## [BRIEF]
All lines in which the word "JSON" occurs are to be extracted.

** Begin **

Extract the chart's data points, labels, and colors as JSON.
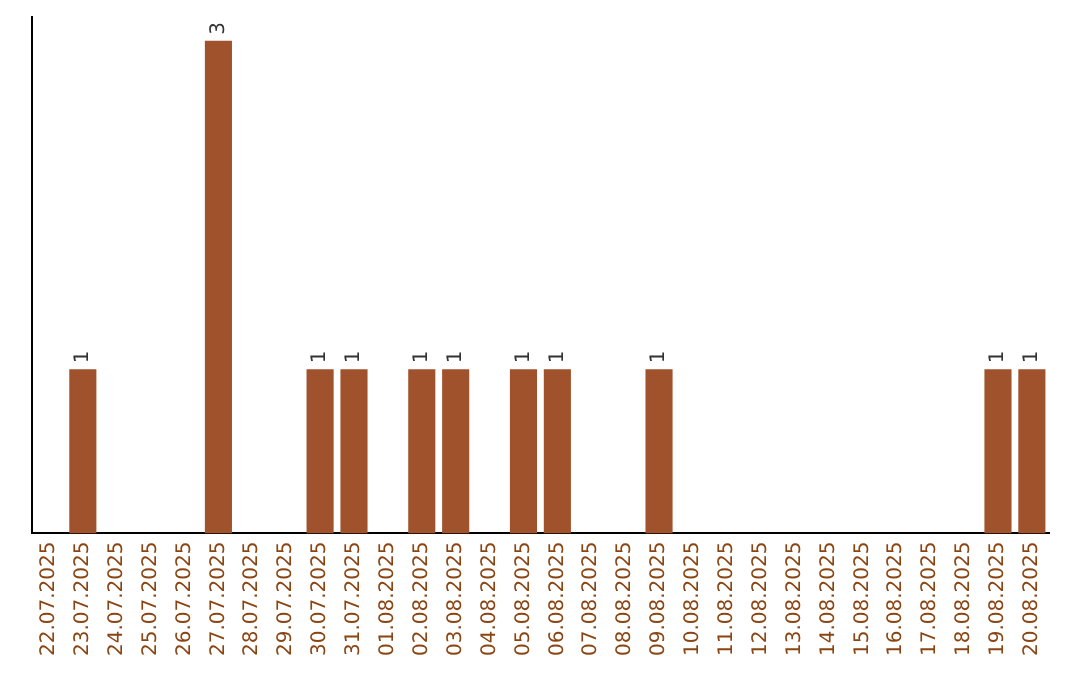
{
  "chart_data": {
    "type": "bar",
    "categories": [
      "22.07.2025",
      "23.07.2025",
      "24.07.2025",
      "25.07.2025",
      "26.07.2025",
      "27.07.2025",
      "28.07.2025",
      "29.07.2025",
      "30.07.2025",
      "31.07.2025",
      "01.08.2025",
      "02.08.2025",
      "03.08.2025",
      "04.08.2025",
      "05.08.2025",
      "06.08.2025",
      "07.08.2025",
      "08.08.2025",
      "09.08.2025",
      "10.08.2025",
      "11.08.2025",
      "12.08.2025",
      "13.08.2025",
      "14.08.2025",
      "15.08.2025",
      "16.08.2025",
      "17.08.2025",
      "18.08.2025",
      "19.08.2025",
      "20.08.2025"
    ],
    "values": [
      0,
      1,
      0,
      0,
      0,
      3,
      0,
      0,
      1,
      1,
      0,
      1,
      1,
      0,
      1,
      1,
      0,
      0,
      1,
      0,
      0,
      0,
      0,
      0,
      0,
      0,
      0,
      0,
      1,
      1
    ],
    "value_labels": [
      null,
      "1",
      null,
      null,
      null,
      "3",
      null,
      null,
      "1",
      "1",
      null,
      "1",
      "1",
      null,
      "1",
      "1",
      null,
      null,
      "1",
      null,
      null,
      null,
      null,
      null,
      null,
      null,
      null,
      null,
      "1",
      "1"
    ],
    "color": "#a0522d",
    "grid": false,
    "legend": false
  }
}
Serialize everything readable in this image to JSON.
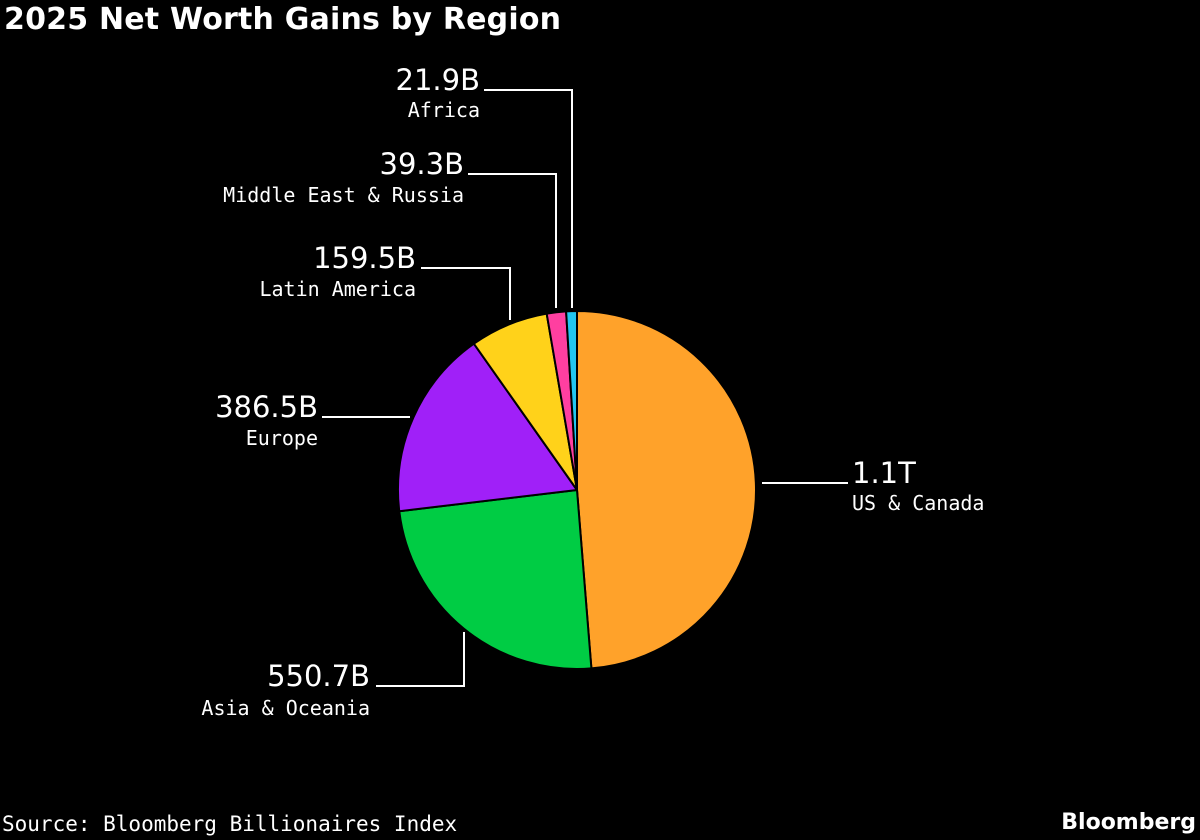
{
  "chart_data": {
    "type": "pie",
    "title": "2025 Net Worth Gains by Region",
    "source": "Source: Bloomberg Billionaires Index",
    "brand": "Bloomberg",
    "slices": [
      {
        "name": "US & Canada",
        "label": "1.1T",
        "value": 1100,
        "color": "#FFA22A"
      },
      {
        "name": "Asia & Oceania",
        "label": "550.7B",
        "value": 550.7,
        "color": "#00CC44"
      },
      {
        "name": "Europe",
        "label": "386.5B",
        "value": 386.5,
        "color": "#A020F8"
      },
      {
        "name": "Latin America",
        "label": "159.5B",
        "value": 159.5,
        "color": "#FFD21A"
      },
      {
        "name": "Middle East & Russia",
        "label": "39.3B",
        "value": 39.3,
        "color": "#FF3FA0"
      },
      {
        "name": "Africa",
        "label": "21.9B",
        "value": 21.9,
        "color": "#22C6F0"
      }
    ],
    "unit": "USD billions",
    "start_angle": "12 o'clock",
    "direction": "clockwise",
    "legend": "none",
    "background": "#000000",
    "label_color": "#FFFFFF",
    "leader_color": "#FFFFFF"
  }
}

** End **

## [ANSWER]
Extract the chart's data points, labels, and colors as JSON.
Serialize everything readable in this image to JSON.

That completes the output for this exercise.